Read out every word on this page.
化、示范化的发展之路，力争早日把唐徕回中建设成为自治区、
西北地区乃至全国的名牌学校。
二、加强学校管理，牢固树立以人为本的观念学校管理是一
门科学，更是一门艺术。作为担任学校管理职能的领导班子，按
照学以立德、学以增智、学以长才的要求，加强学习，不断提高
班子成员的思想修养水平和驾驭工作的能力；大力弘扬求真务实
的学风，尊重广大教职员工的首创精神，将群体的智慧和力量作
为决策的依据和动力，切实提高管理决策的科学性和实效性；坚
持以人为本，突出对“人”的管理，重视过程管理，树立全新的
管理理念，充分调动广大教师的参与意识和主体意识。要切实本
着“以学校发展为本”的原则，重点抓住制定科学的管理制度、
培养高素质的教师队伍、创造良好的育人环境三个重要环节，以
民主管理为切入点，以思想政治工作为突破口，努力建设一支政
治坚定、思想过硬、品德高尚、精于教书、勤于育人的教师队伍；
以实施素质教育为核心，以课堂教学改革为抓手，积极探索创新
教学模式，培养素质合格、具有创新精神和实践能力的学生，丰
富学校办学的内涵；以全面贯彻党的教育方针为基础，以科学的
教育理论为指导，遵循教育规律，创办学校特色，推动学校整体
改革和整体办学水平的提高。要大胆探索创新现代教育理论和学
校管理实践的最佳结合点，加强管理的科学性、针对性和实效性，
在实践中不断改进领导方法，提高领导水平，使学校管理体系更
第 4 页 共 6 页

* **Written task**: Every entry should be output exactly as written, please.

* **Result of this exercise**:
Read out every word on this page.
化、示范化的发展之路，力争早日把唐徕回中建设成为自治区、
西北地区乃至全国的名牌学校。
二、加强学校管理，牢固树立以人为本的观念学校管理是一
门科学，更是一门艺术。作为担任学校管理职能的领导班子，按
照学以立德、学以增智、学以长才的要求，加强学习，不断提高
班子成员的思想修养水平和驾驭工作的能力；大力弘扬求真务实
的学风，尊重广大教职员工的首创精神，将群体的智慧和力量作
为决策的依据和动力，切实提高管理决策的科学性和实效性；坚
持以人为本，突出对“人”的管理，重视过程管理，树立全新的
管理理念，充分调动广大教师的参与意识和主体意识。要切实本
着“以学校发展为本”的原则，重点抓住制定科学的管理制度、
培养高素质的教师队伍、创造良好的育人环境三个重要环节，以
民主管理为切入点，以思想政治工作为突破口，努力建设一支政
治坚定、思想过硬、品德高尚、精于教书、勤于育人的教师队伍；
以实施素质教育为核心，以课堂教学改革为抓手，积极探索创新
教学模式，培养素质合格、具有创新精神和实践能力的学生，丰
富学校办学的内涵；以全面贯彻党的教育方针为基础，以科学的
教育理论为指导，遵循教育规律，创办学校特色，推动学校整体
改革和整体办学水平的提高。要大胆探索创新现代教育理论和学
校管理实践的最佳结合点，加强管理的科学性、针对性和实效性，
在实践中不断改进领导方法，提高领导水平，使学校管理体系更
第 4 页 共 6 页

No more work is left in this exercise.